§ Do this: Search the records that follow and extract every line containing the string "JSON".

+ + +

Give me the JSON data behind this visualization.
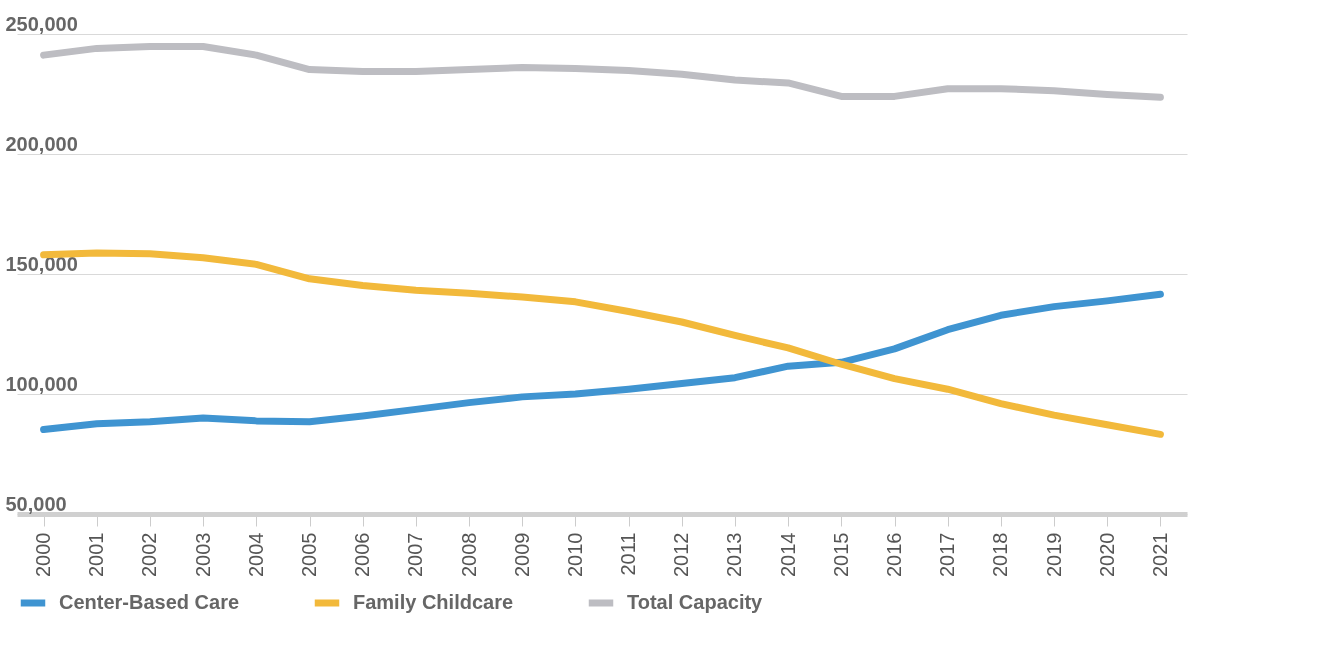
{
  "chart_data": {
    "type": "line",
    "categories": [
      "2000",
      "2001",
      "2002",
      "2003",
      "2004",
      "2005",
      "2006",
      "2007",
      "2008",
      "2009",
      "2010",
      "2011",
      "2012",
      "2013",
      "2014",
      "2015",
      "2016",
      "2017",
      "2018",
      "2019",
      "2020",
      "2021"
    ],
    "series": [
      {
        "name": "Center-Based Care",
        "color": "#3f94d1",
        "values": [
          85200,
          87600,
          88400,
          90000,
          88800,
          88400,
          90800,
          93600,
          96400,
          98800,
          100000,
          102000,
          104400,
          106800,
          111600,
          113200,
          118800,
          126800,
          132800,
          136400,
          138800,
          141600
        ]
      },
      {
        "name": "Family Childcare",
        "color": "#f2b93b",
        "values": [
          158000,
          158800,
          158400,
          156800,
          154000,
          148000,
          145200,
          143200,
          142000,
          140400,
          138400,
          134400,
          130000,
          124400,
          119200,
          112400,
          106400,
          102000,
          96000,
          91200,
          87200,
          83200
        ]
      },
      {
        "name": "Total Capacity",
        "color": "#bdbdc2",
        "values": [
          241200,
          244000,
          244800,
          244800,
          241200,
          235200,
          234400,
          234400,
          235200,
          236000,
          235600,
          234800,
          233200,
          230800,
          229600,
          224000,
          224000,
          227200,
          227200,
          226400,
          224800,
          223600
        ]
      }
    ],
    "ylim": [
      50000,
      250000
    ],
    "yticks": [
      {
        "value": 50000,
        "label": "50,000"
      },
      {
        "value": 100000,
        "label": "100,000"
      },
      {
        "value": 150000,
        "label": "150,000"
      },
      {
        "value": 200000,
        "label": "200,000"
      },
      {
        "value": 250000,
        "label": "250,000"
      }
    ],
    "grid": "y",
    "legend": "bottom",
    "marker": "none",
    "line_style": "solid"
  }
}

+ + +

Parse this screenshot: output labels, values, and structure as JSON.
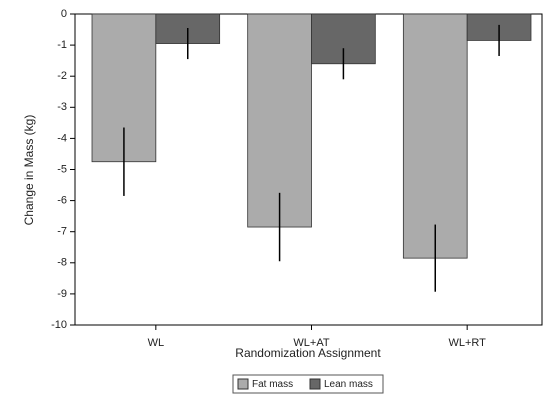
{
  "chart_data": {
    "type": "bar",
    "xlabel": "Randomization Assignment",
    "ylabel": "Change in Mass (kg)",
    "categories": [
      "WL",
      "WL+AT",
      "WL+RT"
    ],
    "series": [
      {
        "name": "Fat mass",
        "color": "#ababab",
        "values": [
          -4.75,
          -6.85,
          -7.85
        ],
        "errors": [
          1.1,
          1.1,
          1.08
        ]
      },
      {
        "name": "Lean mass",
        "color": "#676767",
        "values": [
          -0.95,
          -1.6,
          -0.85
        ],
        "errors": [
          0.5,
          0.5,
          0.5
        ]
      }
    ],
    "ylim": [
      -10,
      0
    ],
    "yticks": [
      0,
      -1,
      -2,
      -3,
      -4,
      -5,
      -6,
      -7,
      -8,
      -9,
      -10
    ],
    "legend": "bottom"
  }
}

+ + +

§ Exercise output:
Give me the JSON data behind this visualization.
Parse this screenshot: output labels, values, and structure as JSON.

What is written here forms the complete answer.